(Items listed in a dataset)
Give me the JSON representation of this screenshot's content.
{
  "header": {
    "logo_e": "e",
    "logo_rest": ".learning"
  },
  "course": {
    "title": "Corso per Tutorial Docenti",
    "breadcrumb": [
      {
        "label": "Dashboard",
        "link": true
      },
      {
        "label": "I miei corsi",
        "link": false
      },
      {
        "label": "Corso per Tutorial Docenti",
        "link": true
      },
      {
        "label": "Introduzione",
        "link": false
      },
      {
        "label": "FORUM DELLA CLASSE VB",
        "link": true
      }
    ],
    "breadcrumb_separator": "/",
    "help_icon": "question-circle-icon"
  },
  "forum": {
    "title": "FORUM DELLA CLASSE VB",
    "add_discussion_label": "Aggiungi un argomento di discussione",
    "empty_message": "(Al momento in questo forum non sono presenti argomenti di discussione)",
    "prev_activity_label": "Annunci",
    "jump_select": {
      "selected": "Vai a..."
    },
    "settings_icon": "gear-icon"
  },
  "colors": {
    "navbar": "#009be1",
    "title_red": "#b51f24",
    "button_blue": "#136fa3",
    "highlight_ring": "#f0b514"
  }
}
--
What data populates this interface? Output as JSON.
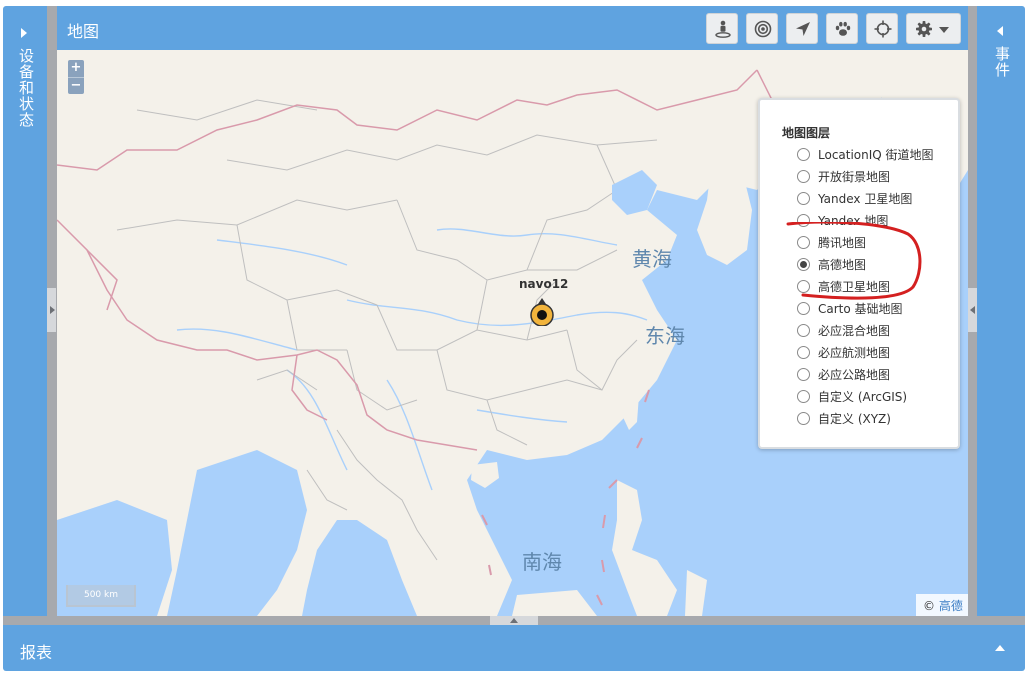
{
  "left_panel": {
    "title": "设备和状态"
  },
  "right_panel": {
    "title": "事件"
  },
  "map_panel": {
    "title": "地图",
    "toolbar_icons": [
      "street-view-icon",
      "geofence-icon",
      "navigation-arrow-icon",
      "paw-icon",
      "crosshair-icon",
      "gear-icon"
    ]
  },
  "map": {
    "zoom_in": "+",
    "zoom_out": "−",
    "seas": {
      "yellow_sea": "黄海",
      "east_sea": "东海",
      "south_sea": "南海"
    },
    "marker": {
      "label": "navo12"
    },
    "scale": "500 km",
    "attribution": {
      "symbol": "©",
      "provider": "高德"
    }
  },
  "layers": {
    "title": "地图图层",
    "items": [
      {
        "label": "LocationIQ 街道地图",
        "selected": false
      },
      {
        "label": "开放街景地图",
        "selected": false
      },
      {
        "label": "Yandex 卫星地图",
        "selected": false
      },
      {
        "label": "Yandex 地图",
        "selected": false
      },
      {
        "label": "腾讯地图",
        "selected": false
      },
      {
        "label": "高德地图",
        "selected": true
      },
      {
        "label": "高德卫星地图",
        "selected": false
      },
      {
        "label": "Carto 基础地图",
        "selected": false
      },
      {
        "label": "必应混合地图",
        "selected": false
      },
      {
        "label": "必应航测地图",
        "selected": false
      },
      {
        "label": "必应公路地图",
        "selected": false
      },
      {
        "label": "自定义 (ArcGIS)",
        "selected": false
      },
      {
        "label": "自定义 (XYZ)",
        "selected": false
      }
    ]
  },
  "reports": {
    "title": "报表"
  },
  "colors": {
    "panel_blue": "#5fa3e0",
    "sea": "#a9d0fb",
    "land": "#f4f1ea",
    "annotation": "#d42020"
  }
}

▶ [Given problem]: Scan the material line by line and report each one that contains "Tutorial".

▶ [Answer below]:
    "title": "Corso per Tutorial Docenti",
        "label": "Corso per Tutorial Docenti",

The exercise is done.